■ **Written exercise**:
Give the number of lines holding the string "εξετάσεις" and nothing more.

■ **Stored records**:
################

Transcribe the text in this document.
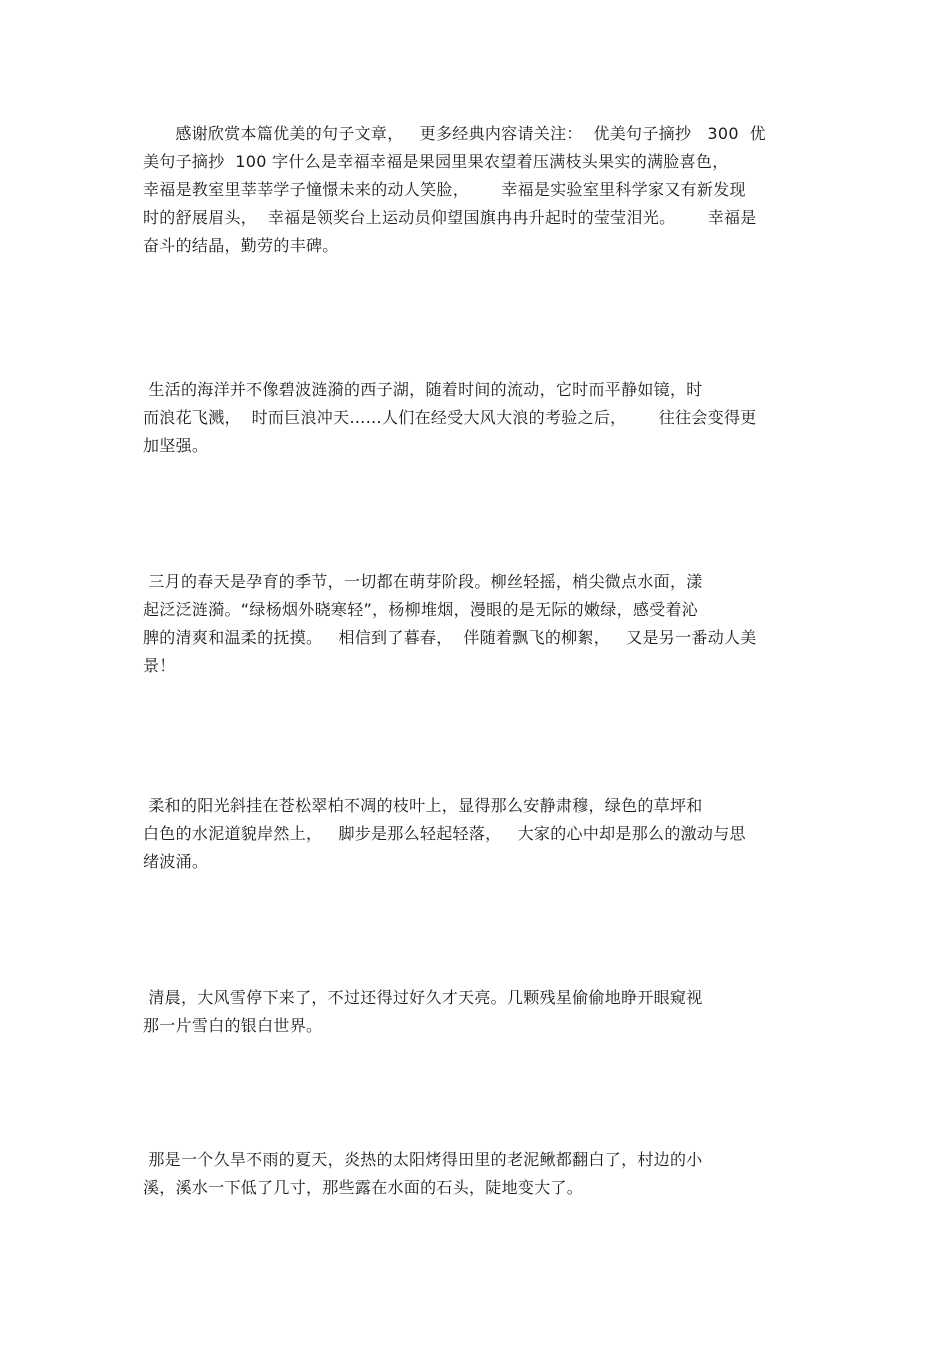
感谢欣赏本篇优美的句子文章，   更多经典内容请关注：  优美句子摘抄   300  优
美句子摘抄  100 字什么是幸福幸福是果园里果农望着压满枝头果实的满脸喜色，
幸福是教室里莘莘学子憧憬未来的动人笑脸，      幸福是实验室里科学家又有新发现
时的舒展眉头，  幸福是领奖台上运动员仰望国旗冉冉升起时的莹莹泪光。      幸福是
奋斗的结晶，勤劳的丰碑。
生活的海洋并不像碧波涟漪的西子湖，随着时间的流动，它时而平静如镜，时
而浪花飞溅，  时而巨浪冲天……人们在经受大风大浪的考验之后，      往往会变得更
加坚强。
三月的春天是孕育的季节，一切都在萌芽阶段。柳丝轻摇，梢尖微点水面，漾
起泛泛涟漪。“绿杨烟外晓寒轻”，杨柳堆烟，漫眼的是无际的嫩绿，感受着沁
脾的清爽和温柔的抚摸。   相信到了暮春，  伴随着飘飞的柳絮，   又是另一番动人美
景！
柔和的阳光斜挂在苍松翠柏不凋的枝叶上，显得那么安静肃穆，绿色的草坪和
白色的水泥道貌岸然上，   脚步是那么轻起轻落，   大家的心中却是那么的激动与思
绪波涌。
清晨，大风雪停下来了，不过还得过好久才天亮。几颗残星偷偷地睁开眼窥视
那一片雪白的银白世界。
那是一个久旱不雨的夏天，炎热的太阳烤得田里的老泥鳅都翻白了，村边的小
溪，溪水一下低了几寸，那些露在水面的石头，陡地变大了。
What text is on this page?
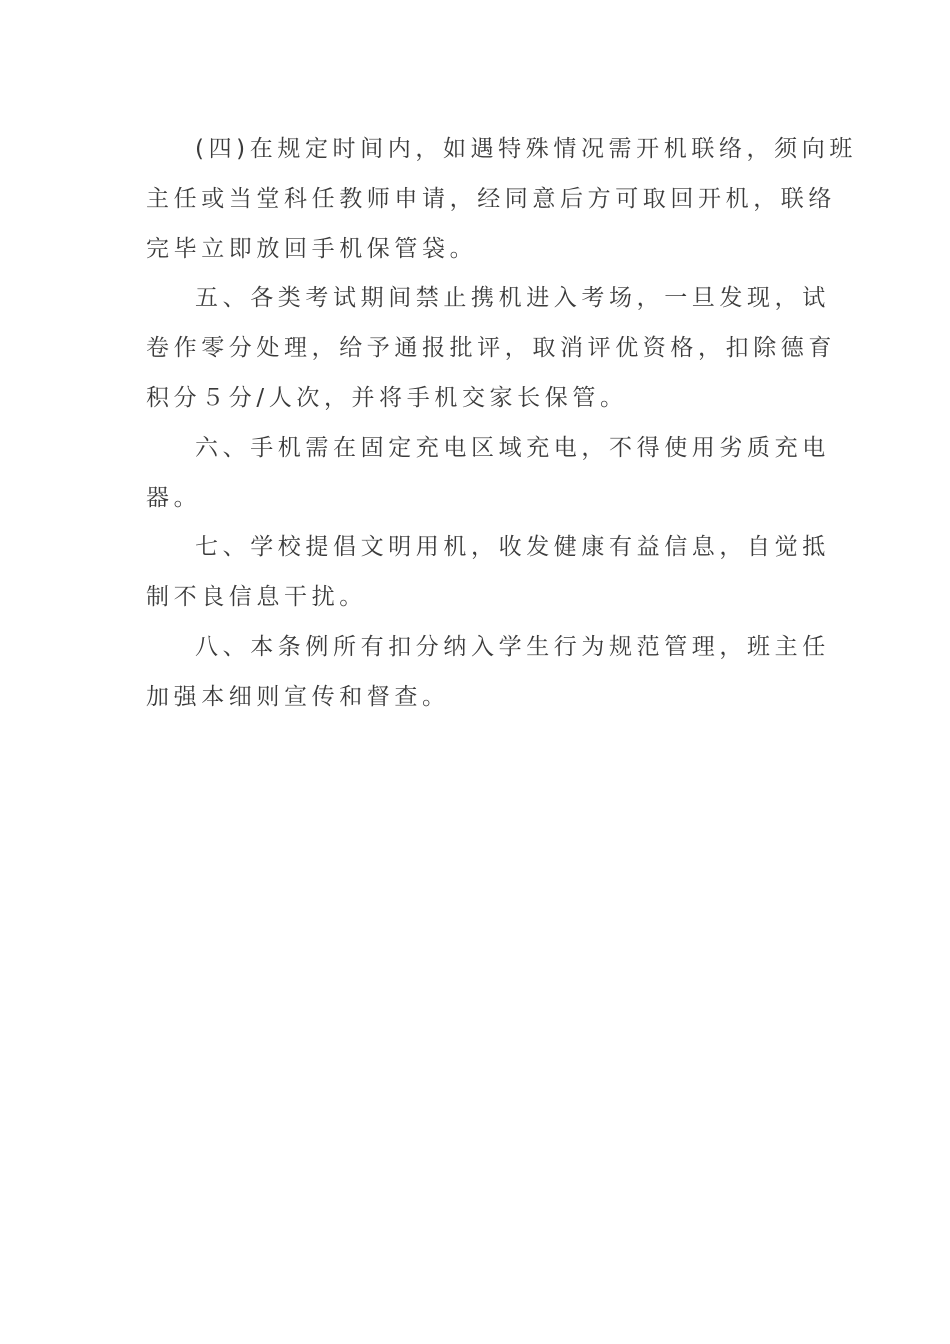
(四)在规定时间内，如遇特殊情况需开机联络，须向班
主任或当堂科任教师申请，经同意后方可取回开机，联络
完毕立即放回手机保管袋。
五、各类考试期间禁止携机进入考场，一旦发现，试
卷作零分处理，给予通报批评，取消评优资格，扣除德育
积分５分/人次，并将手机交家长保管。
六、手机需在固定充电区域充电，不得使用劣质充电
器。
七、学校提倡文明用机，收发健康有益信息，自觉抵
制不良信息干扰。
八、本条例所有扣分纳入学生行为规范管理，班主任
加强本细则宣传和督查。
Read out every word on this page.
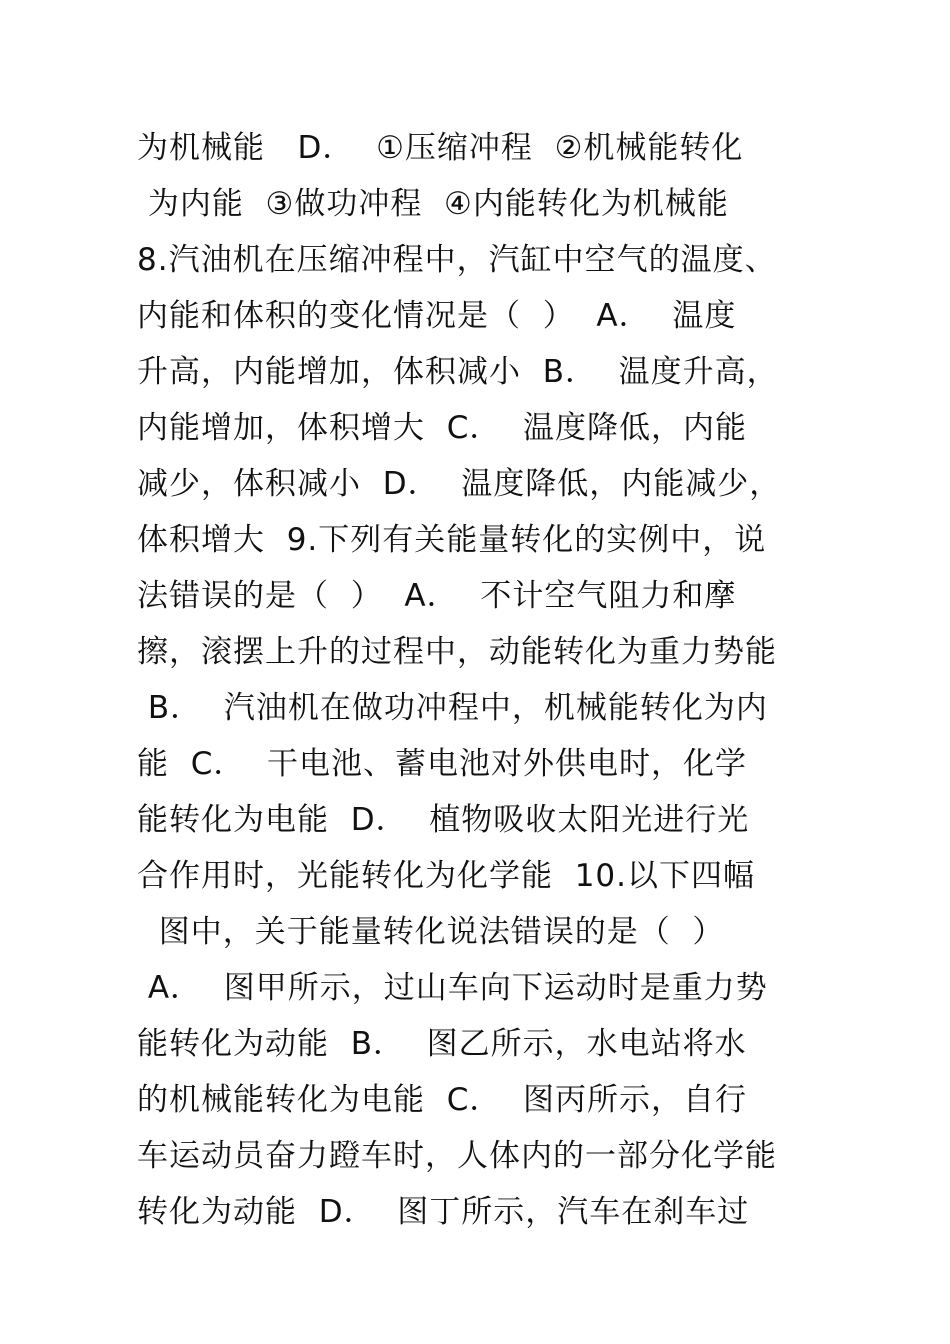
为机械能   D．  ①压缩冲程  ②机械能转化
为内能  ③做功冲程  ④内能转化为机械能
8.汽油机在压缩冲程中，汽缸中空气的温度、
内能和体积的变化情况是（  ）  A．  温度
升高，内能增加，体积减小  B．  温度升高，
内能增加，体积增大  C．  温度降低，内能
减少，体积减小  D．  温度降低，内能减少，
体积增大  9.下列有关能量转化的实例中，说
法错误的是（  ）  A．  不计空气阻力和摩
擦，滚摆上升的过程中，动能转化为重力势能
B．  汽油机在做功冲程中，机械能转化为内
能  C．  干电池、蓄电池对外供电时，化学
能转化为电能  D．  植物吸收太阳光进行光
合作用时，光能转化为化学能  10.以下四幅
图中，关于能量转化说法错误的是（  ）
A．  图甲所示，过山车向下运动时是重力势
能转化为动能  B．  图乙所示，水电站将水
的机械能转化为电能  C．  图丙所示，自行
车运动员奋力蹬车时，人体内的一部分化学能
转化为动能  D．  图丁所示，汽车在刹车过
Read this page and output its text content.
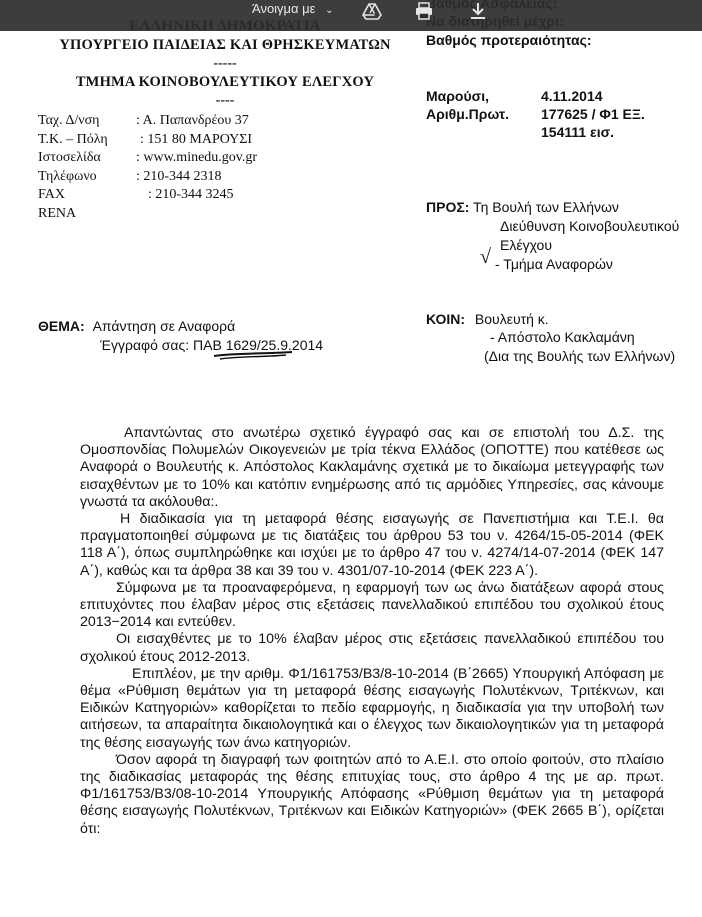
ΥΠΟΥΡΓΕΙΟ ΠΑΙΔΕΙΑΣ ΚΑΙ ΘΡΗΣΚΕΥΜΑΤΩΝ
-----
ΤΜΗΜΑ ΚΟΙΝΟΒΟΥΛΕΥΤΙΚΟΥ ΕΛΕΓΧΟΥ
----
Ταχ. Δ/νση	: Α. Παπανδρέου 37
Τ.Κ. – Πόλη : 151 80 ΜΑΡΟΥΣΙ
Ιστοσελίδα	: www.minedu.gov.gr
Τηλέφωνο	: 210-344 2318
FAX	: 210-344 3245
RENA
Βαθμός προτεραιότητας:
Μαρούσι,	4.11.2014
Αριθμ.Πρωτ. 177625 / Φ1 ΕΞ.
154111 εισ.
ΠΡΟΣ: Τη Βουλή των Ελλήνων
Διεύθυνση Κοινοβουλευτικού
Ελέγχου
√ - Τμήμα Αναφορών
ΚΟΙΝ: Βουλευτή κ.
- Απόστολο Κακλαμάνη
(Δια της Βουλής των Ελλήνων)
ΘΕΜΑ: Απάντηση σε Αναφορά
Έγγραφό σας: ΠΑΒ 1629/25.9.2014

Απαντώντας στο ανωτέρω σχετικό έγγραφό σας και σε επιστολή του Δ.Σ. της Ομοσπονδίας Πολυμελών Οικογενειών με τρία τέκνα Ελλάδος (ΟΠΟΤΤΕ) που κατέθεσε ως Αναφορά ο Βουλευτής κ. Απόστολος Κακλαμάνης σχετικά με το δικαίωμα μετεγγραφής των εισαχθέντων με το 10% και κατόπιν ενημέρωσης από τις αρμόδιες Υπηρεσίες, σας κάνουμε γνωστά τα ακόλουθα:.

Η διαδικασία για τη μεταφορά θέσης εισαγωγής σε Πανεπιστήμια και Τ.Ε.Ι. θα πραγματοποιηθεί σύμφωνα με τις διατάξεις του άρθρου 53 του ν. 4264/15-05-2014 (ΦΕΚ 118 Α΄), όπως συμπληρώθηκε και ισχύει με το άρθρο 47 του ν. 4274/14-07-2014 (ΦΕΚ 147 Α΄), καθώς και τα άρθρα 38 και 39 του ν. 4301/07-10-2014 (ΦΕΚ 223 Α΄).

Σύμφωνα με τα προαναφερόμενα, η εφαρμογή των ως άνω διατάξεων αφορά στους επιτυχόντες που έλαβαν μέρος στις εξετάσεις πανελλαδικού επιπέδου του σχολικού έτους 2013−2014 και εντεύθεν.

Οι εισαχθέντες με το 10% έλαβαν μέρος στις εξετάσεις πανελλαδικού επιπέδου του σχολικού έτους 2012-2013.

Επιπλέον, με την αριθμ. Φ1/161753/Β3/8-10-2014 (Β΄2665) Υπουργική Απόφαση με θέμα «Ρύθμιση θεμάτων για τη μεταφορά θέσης εισαγωγής Πολυτέκνων, Τριτέκνων, και Ειδικών Κατηγοριών» καθορίζεται το πεδίο εφαρμογής, η διαδικασία για την υποβολή των αιτήσεων, τα απαραίτητα δικαιολογητικά και ο έλεγχος των δικαιολογητικών για τη μεταφορά της θέσης εισαγωγής των άνω κατηγοριών.

Όσον αφορά τη διαγραφή των φοιτητών από το Α.Ε.Ι. στο οποίο φοιτούν, στο πλαίσιο της διαδικασίας μεταφοράς της θέσης επιτυχίας τους, στο άρθρο 4 της με αρ. πρωτ. Φ1/161753/Β3/08-10-2014 Υπουργικής Απόφασης «Ρύθμιση θεμάτων για τη μεταφορά θέσης εισαγωγής Πολυτέκνων, Τριτέκνων και Ειδικών Κατηγοριών» (ΦΕΚ 2665 Β΄), ορίζεται ότι:

Άνοιγμα με ⌄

################

■ **Correct answer**:
2